What this task involves: Of the lines in this material, how many contain "JSON"? Answer with a single number only.

Records from a dataset:

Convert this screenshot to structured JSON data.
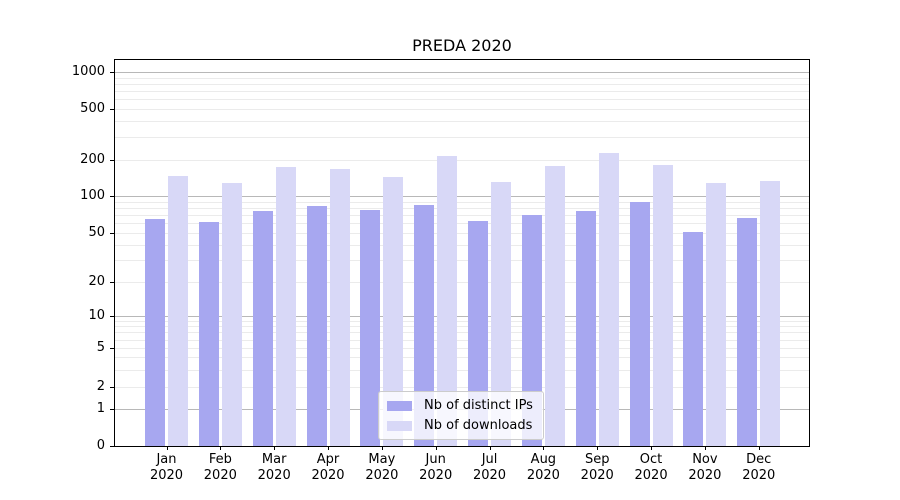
{
  "chart_data": {
    "type": "bar",
    "title": "PREDA 2020",
    "categories": [
      "Jan 2020",
      "Feb 2020",
      "Mar 2020",
      "Apr 2020",
      "May 2020",
      "Jun 2020",
      "Jul 2020",
      "Aug 2020",
      "Sep 2020",
      "Oct 2020",
      "Nov 2020",
      "Dec 2020"
    ],
    "series": [
      {
        "name": "Nb of distinct IPs",
        "color": "#a7a7f0",
        "values": [
          65,
          62,
          75,
          83,
          77,
          84,
          63,
          70,
          75,
          89,
          51,
          66
        ]
      },
      {
        "name": "Nb of downloads",
        "color": "#d8d8f7",
        "values": [
          148,
          129,
          174,
          168,
          145,
          215,
          131,
          179,
          225,
          181,
          128,
          134
        ]
      }
    ],
    "xlabel": "",
    "ylabel": "",
    "yscale": "symlog",
    "ylim": [
      0,
      1275
    ],
    "y_ticks": [
      0,
      1,
      2,
      5,
      10,
      20,
      50,
      100,
      200,
      500,
      1000
    ],
    "y_major_gridlines": [
      1,
      10,
      100,
      1000
    ],
    "y_minor_gridlines": [
      2,
      3,
      4,
      5,
      6,
      7,
      8,
      9,
      20,
      30,
      40,
      50,
      60,
      70,
      80,
      90,
      200,
      300,
      400,
      500,
      600,
      700,
      800,
      900
    ],
    "grid": true,
    "legend_position": "lower center"
  }
}
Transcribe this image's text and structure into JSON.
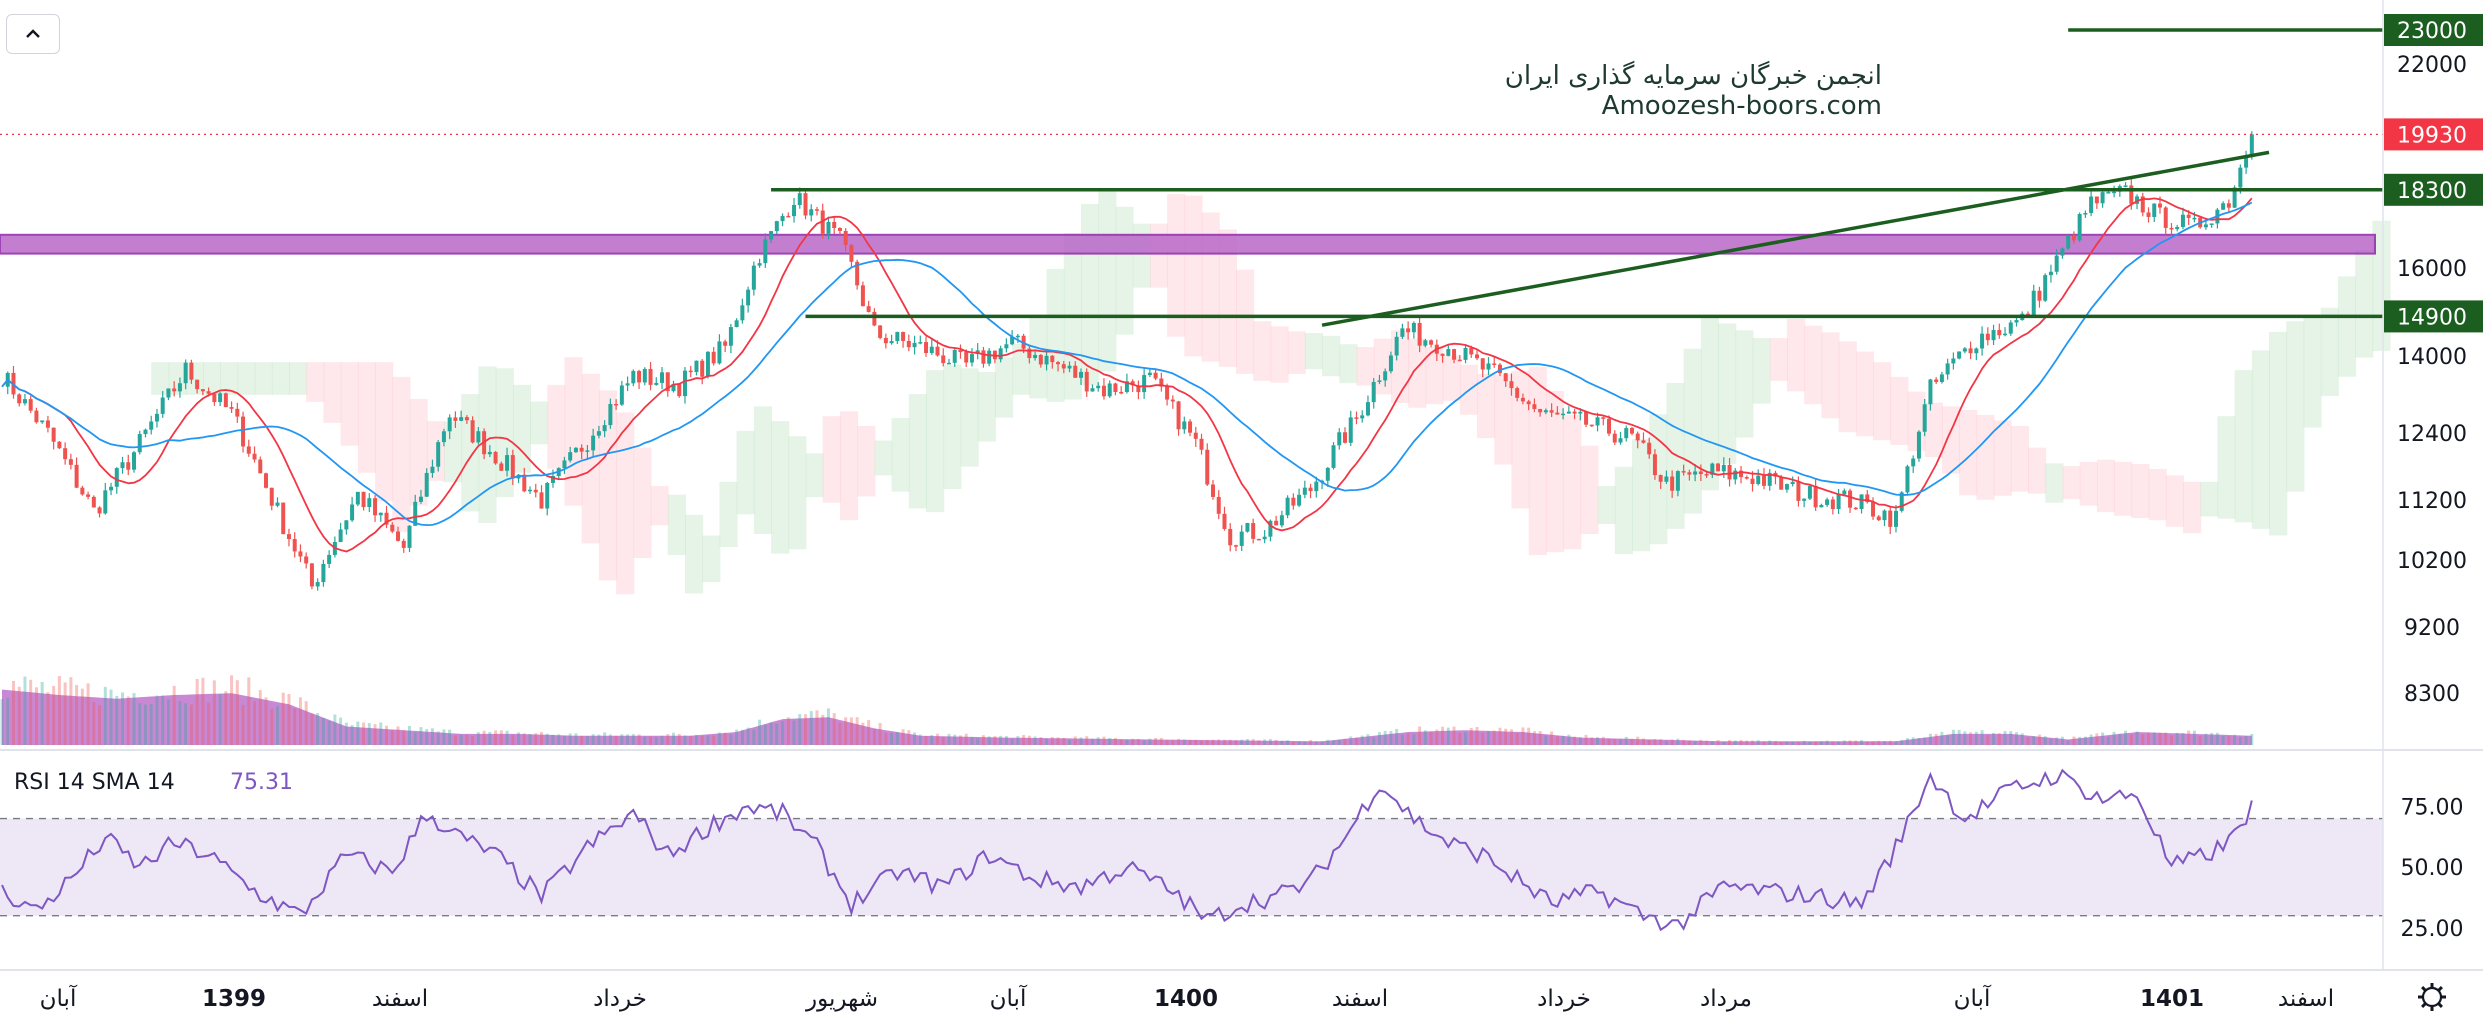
{
  "watermark": {
    "line1": "انجمن خبرگان سرمایه گذاری ایران",
    "line2": "Amoozesh-boors.com"
  },
  "colors": {
    "candle_up": "#26a69a",
    "candle_down": "#ef5350",
    "ma_fast": "#f23645",
    "ma_slow": "#2196f3",
    "level_line": "#1b5e20",
    "zone": "#ba68c8",
    "volume": "#9c27b0",
    "rsi_line": "#7e57c2",
    "rsi_band": "#ede7f6",
    "last_price": "#f23645"
  },
  "chart_data": {
    "type": "candlestick",
    "x_ticks": [
      "آبان",
      "1399",
      "اسفند",
      "خرداد",
      "شهریور",
      "آبان",
      "1400",
      "اسفند",
      "خرداد",
      "مرداد",
      "آبان",
      "1401",
      "اسفند"
    ],
    "y_ticks": [
      22000,
      16000,
      14000,
      12400,
      11200,
      10200,
      9200,
      8300
    ],
    "y_range": [
      7800,
      23500
    ],
    "price_levels": [
      {
        "label": "23000",
        "value": 23000
      },
      {
        "label": "18300",
        "value": 18300
      },
      {
        "label": "14900",
        "value": 14900
      }
    ],
    "last_price": {
      "label": "19930",
      "value": 19930
    },
    "resistance_zone": [
      16600,
      16800
    ],
    "trendline": {
      "from": {
        "bar": 230,
        "value": 14700
      },
      "to": {
        "bar": 395,
        "value": 19400
      }
    },
    "price_anchors": [
      [
        0,
        13600
      ],
      [
        8,
        12400
      ],
      [
        16,
        11000
      ],
      [
        24,
        12200
      ],
      [
        32,
        13700
      ],
      [
        40,
        12800
      ],
      [
        48,
        11000
      ],
      [
        54,
        9800
      ],
      [
        62,
        11300
      ],
      [
        70,
        10400
      ],
      [
        78,
        12800
      ],
      [
        86,
        12000
      ],
      [
        94,
        11200
      ],
      [
        102,
        12300
      ],
      [
        110,
        13600
      ],
      [
        118,
        13400
      ],
      [
        126,
        14200
      ],
      [
        132,
        16400
      ],
      [
        138,
        18100
      ],
      [
        146,
        16800
      ],
      [
        152,
        14500
      ],
      [
        160,
        14200
      ],
      [
        168,
        13800
      ],
      [
        176,
        14300
      ],
      [
        184,
        13800
      ],
      [
        192,
        13300
      ],
      [
        200,
        13500
      ],
      [
        208,
        12200
      ],
      [
        214,
        10600
      ],
      [
        220,
        10700
      ],
      [
        228,
        11400
      ],
      [
        236,
        12700
      ],
      [
        244,
        14600
      ],
      [
        252,
        14200
      ],
      [
        260,
        13600
      ],
      [
        268,
        12800
      ],
      [
        276,
        12600
      ],
      [
        284,
        12300
      ],
      [
        290,
        11500
      ],
      [
        298,
        11700
      ],
      [
        306,
        11600
      ],
      [
        314,
        11300
      ],
      [
        322,
        11200
      ],
      [
        330,
        10900
      ],
      [
        336,
        13300
      ],
      [
        344,
        14400
      ],
      [
        352,
        14800
      ],
      [
        358,
        16200
      ],
      [
        364,
        17900
      ],
      [
        370,
        18200
      ],
      [
        376,
        17500
      ],
      [
        382,
        17200
      ],
      [
        388,
        18000
      ],
      [
        392,
        19930
      ]
    ],
    "volume_profile": [
      [
        0,
        0.3
      ],
      [
        10,
        0.27
      ],
      [
        20,
        0.25
      ],
      [
        30,
        0.27
      ],
      [
        40,
        0.28
      ],
      [
        50,
        0.22
      ],
      [
        60,
        0.1
      ],
      [
        70,
        0.08
      ],
      [
        80,
        0.06
      ],
      [
        90,
        0.06
      ],
      [
        100,
        0.05
      ],
      [
        110,
        0.05
      ],
      [
        120,
        0.05
      ],
      [
        128,
        0.07
      ],
      [
        136,
        0.14
      ],
      [
        144,
        0.15
      ],
      [
        152,
        0.09
      ],
      [
        160,
        0.05
      ],
      [
        175,
        0.04
      ],
      [
        200,
        0.03
      ],
      [
        230,
        0.02
      ],
      [
        245,
        0.07
      ],
      [
        255,
        0.08
      ],
      [
        265,
        0.07
      ],
      [
        275,
        0.04
      ],
      [
        300,
        0.02
      ],
      [
        330,
        0.02
      ],
      [
        340,
        0.06
      ],
      [
        350,
        0.06
      ],
      [
        360,
        0.03
      ],
      [
        372,
        0.07
      ],
      [
        382,
        0.06
      ],
      [
        392,
        0.05
      ]
    ],
    "rsi": {
      "label": "RSI 14 SMA 14",
      "value": "75.31",
      "ticks": [
        75,
        50,
        25
      ],
      "upper": 70,
      "lower": 30,
      "anchors": [
        [
          0,
          40
        ],
        [
          6,
          32
        ],
        [
          12,
          45
        ],
        [
          18,
          62
        ],
        [
          24,
          50
        ],
        [
          30,
          60
        ],
        [
          36,
          55
        ],
        [
          44,
          40
        ],
        [
          52,
          30
        ],
        [
          60,
          55
        ],
        [
          68,
          48
        ],
        [
          74,
          72
        ],
        [
          80,
          62
        ],
        [
          86,
          55
        ],
        [
          94,
          38
        ],
        [
          102,
          58
        ],
        [
          110,
          72
        ],
        [
          116,
          55
        ],
        [
          124,
          68
        ],
        [
          130,
          75
        ],
        [
          136,
          72
        ],
        [
          142,
          58
        ],
        [
          148,
          35
        ],
        [
          156,
          48
        ],
        [
          164,
          42
        ],
        [
          172,
          55
        ],
        [
          180,
          45
        ],
        [
          188,
          42
        ],
        [
          196,
          50
        ],
        [
          204,
          40
        ],
        [
          210,
          28
        ],
        [
          216,
          35
        ],
        [
          222,
          38
        ],
        [
          228,
          44
        ],
        [
          234,
          62
        ],
        [
          240,
          85
        ],
        [
          246,
          70
        ],
        [
          252,
          60
        ],
        [
          258,
          55
        ],
        [
          264,
          45
        ],
        [
          270,
          35
        ],
        [
          278,
          40
        ],
        [
          286,
          30
        ],
        [
          292,
          26
        ],
        [
          300,
          42
        ],
        [
          308,
          40
        ],
        [
          316,
          38
        ],
        [
          324,
          35
        ],
        [
          330,
          58
        ],
        [
          336,
          88
        ],
        [
          342,
          70
        ],
        [
          350,
          82
        ],
        [
          358,
          88
        ],
        [
          366,
          78
        ],
        [
          372,
          80
        ],
        [
          378,
          50
        ],
        [
          384,
          55
        ],
        [
          388,
          60
        ],
        [
          392,
          75
        ]
      ]
    }
  }
}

Correct response: 2